▶ [STATED TASK]: Below is some material; transcribe all of it exactly.

(Collection entries)
#####

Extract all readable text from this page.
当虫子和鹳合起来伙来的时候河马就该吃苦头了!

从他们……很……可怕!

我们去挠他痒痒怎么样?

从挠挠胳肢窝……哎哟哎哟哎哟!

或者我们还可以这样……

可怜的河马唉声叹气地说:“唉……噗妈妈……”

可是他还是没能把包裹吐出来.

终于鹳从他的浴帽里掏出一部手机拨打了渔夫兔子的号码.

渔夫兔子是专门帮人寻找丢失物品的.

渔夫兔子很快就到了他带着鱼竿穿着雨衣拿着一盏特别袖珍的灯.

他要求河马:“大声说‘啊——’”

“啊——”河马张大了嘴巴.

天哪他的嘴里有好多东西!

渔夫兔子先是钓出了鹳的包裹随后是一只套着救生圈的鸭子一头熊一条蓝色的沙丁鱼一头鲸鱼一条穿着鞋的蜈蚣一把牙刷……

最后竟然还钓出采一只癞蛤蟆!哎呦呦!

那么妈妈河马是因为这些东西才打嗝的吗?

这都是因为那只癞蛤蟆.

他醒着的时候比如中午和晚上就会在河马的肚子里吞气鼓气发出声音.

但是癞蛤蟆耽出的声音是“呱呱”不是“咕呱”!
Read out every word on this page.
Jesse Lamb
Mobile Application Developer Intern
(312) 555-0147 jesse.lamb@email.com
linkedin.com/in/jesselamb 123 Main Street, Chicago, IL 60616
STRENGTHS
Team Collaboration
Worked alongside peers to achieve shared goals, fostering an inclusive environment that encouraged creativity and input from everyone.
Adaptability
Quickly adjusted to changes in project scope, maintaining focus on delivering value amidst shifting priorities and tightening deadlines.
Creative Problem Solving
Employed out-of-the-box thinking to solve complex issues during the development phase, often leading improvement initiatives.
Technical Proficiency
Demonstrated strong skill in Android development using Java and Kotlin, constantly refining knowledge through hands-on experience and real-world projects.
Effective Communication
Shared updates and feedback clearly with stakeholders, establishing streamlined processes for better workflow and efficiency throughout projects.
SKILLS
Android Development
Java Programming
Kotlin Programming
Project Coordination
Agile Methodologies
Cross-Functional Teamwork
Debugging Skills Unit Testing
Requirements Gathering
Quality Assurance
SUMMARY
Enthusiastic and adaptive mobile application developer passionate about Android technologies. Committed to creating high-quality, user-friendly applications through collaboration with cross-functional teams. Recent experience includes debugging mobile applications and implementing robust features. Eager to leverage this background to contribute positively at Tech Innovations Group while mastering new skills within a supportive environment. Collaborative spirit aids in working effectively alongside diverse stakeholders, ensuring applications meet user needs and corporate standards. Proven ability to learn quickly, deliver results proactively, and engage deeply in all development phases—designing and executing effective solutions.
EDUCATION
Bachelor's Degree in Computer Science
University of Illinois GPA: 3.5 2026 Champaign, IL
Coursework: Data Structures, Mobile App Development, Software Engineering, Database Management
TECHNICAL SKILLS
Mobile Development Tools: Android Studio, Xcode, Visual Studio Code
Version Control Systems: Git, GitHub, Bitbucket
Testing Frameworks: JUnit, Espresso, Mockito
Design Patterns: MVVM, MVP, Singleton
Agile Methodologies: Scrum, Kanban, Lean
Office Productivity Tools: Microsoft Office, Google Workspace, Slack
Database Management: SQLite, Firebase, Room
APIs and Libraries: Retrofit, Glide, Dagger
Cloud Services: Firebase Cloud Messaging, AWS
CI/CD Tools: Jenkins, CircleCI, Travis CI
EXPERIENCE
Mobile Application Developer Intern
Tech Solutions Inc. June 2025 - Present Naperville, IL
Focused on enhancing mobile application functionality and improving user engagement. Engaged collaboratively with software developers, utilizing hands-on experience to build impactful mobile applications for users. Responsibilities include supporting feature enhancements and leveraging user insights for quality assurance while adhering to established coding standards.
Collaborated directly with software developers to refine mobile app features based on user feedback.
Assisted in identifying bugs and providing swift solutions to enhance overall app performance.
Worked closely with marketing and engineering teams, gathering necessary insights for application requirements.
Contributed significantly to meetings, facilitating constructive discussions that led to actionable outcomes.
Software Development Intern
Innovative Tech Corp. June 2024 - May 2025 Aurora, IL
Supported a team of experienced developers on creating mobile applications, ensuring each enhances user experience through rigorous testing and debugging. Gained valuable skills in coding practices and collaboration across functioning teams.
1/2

#####

▶ [CORRECT RESPONSE]:
Extract all readable text from this page.
当虫子和鹳合起来伙来的时候河马就该吃苦头了!

从他们……很……可怕!

我们去挠他痒痒怎么样?

从挠挠胳肢窝……哎哟哎哟哎哟!

或者我们还可以这样……

可怜的河马唉声叹气地说:“唉……噗妈妈……”

可是他还是没能把包裹吐出来.

终于鹳从他的浴帽里掏出一部手机拨打了渔夫兔子的号码.

渔夫兔子是专门帮人寻找丢失物品的.

渔夫兔子很快就到了他带着鱼竿穿着雨衣拿着一盏特别袖珍的灯.

他要求河马:“大声说‘啊——’”

“啊——”河马张大了嘴巴.

天哪他的嘴里有好多东西!

渔夫兔子先是钓出了鹳的包裹随后是一只套着救生圈的鸭子一头熊一条蓝色的沙丁鱼一头鲸鱼一条穿着鞋的蜈蚣一把牙刷……

最后竟然还钓出采一只癞蛤蟆!哎呦呦!

那么妈妈河马是因为这些东西才打嗝的吗?

这都是因为那只癞蛤蟆.

他醒着的时候比如中午和晚上就会在河马的肚子里吞气鼓气发出声音.

但是癞蛤蟆耽出的声音是“呱呱”不是“咕呱”!
Read out every word on this page.
Jesse Lamb
Mobile Application Developer Intern
(312) 555-0147 jesse.lamb@email.com
linkedin.com/in/jesselamb 123 Main Street, Chicago, IL 60616
STRENGTHS
Team Collaboration
Worked alongside peers to achieve shared goals, fostering an inclusive environment that encouraged creativity and input from everyone.
Adaptability
Quickly adjusted to changes in project scope, maintaining focus on delivering value amidst shifting priorities and tightening deadlines.
Creative Problem Solving
Employed out-of-the-box thinking to solve complex issues during the development phase, often leading improvement initiatives.
Technical Proficiency
Demonstrated strong skill in Android development using Java and Kotlin, constantly refining knowledge through hands-on experience and real-world projects.
Effective Communication
Shared updates and feedback clearly with stakeholders, establishing streamlined processes for better workflow and efficiency throughout projects.
SKILLS
Android Development
Java Programming
Kotlin Programming
Project Coordination
Agile Methodologies
Cross-Functional Teamwork
Debugging Skills Unit Testing
Requirements Gathering
Quality Assurance
SUMMARY
Enthusiastic and adaptive mobile application developer passionate about Android technologies. Committed to creating high-quality, user-friendly applications through collaboration with cross-functional teams. Recent experience includes debugging mobile applications and implementing robust features. Eager to leverage this background to contribute positively at Tech Innovations Group while mastering new skills within a supportive environment. Collaborative spirit aids in working effectively alongside diverse stakeholders, ensuring applications meet user needs and corporate standards. Proven ability to learn quickly, deliver results proactively, and engage deeply in all development phases—designing and executing effective solutions.
EDUCATION
Bachelor's Degree in Computer Science
University of Illinois GPA: 3.5 2026 Champaign, IL
Coursework: Data Structures, Mobile App Development, Software Engineering, Database Management
TECHNICAL SKILLS
Mobile Development Tools: Android Studio, Xcode, Visual Studio Code
Version Control Systems: Git, GitHub, Bitbucket
Testing Frameworks: JUnit, Espresso, Mockito
Design Patterns: MVVM, MVP, Singleton
Agile Methodologies: Scrum, Kanban, Lean
Office Productivity Tools: Microsoft Office, Google Workspace, Slack
Database Management: SQLite, Firebase, Room
APIs and Libraries: Retrofit, Glide, Dagger
Cloud Services: Firebase Cloud Messaging, AWS
CI/CD Tools: Jenkins, CircleCI, Travis CI
EXPERIENCE
Mobile Application Developer Intern
Tech Solutions Inc. June 2025 - Present Naperville, IL
Focused on enhancing mobile application functionality and improving user engagement. Engaged collaboratively with software developers, utilizing hands-on experience to build impactful mobile applications for users. Responsibilities include supporting feature enhancements and leveraging user insights for quality assurance while adhering to established coding standards.
Collaborated directly with software developers to refine mobile app features based on user feedback.
Assisted in identifying bugs and providing swift solutions to enhance overall app performance.
Worked closely with marketing and engineering teams, gathering necessary insights for application requirements.
Contributed significantly to meetings, facilitating constructive discussions that led to actionable outcomes.
Software Development Intern
Innovative Tech Corp. June 2024 - May 2025 Aurora, IL
Supported a team of experienced developers on creating mobile applications, ensuring each enhances user experience through rigorous testing and debugging. Gained valuable skills in coding practices and collaboration across functioning teams.
1/2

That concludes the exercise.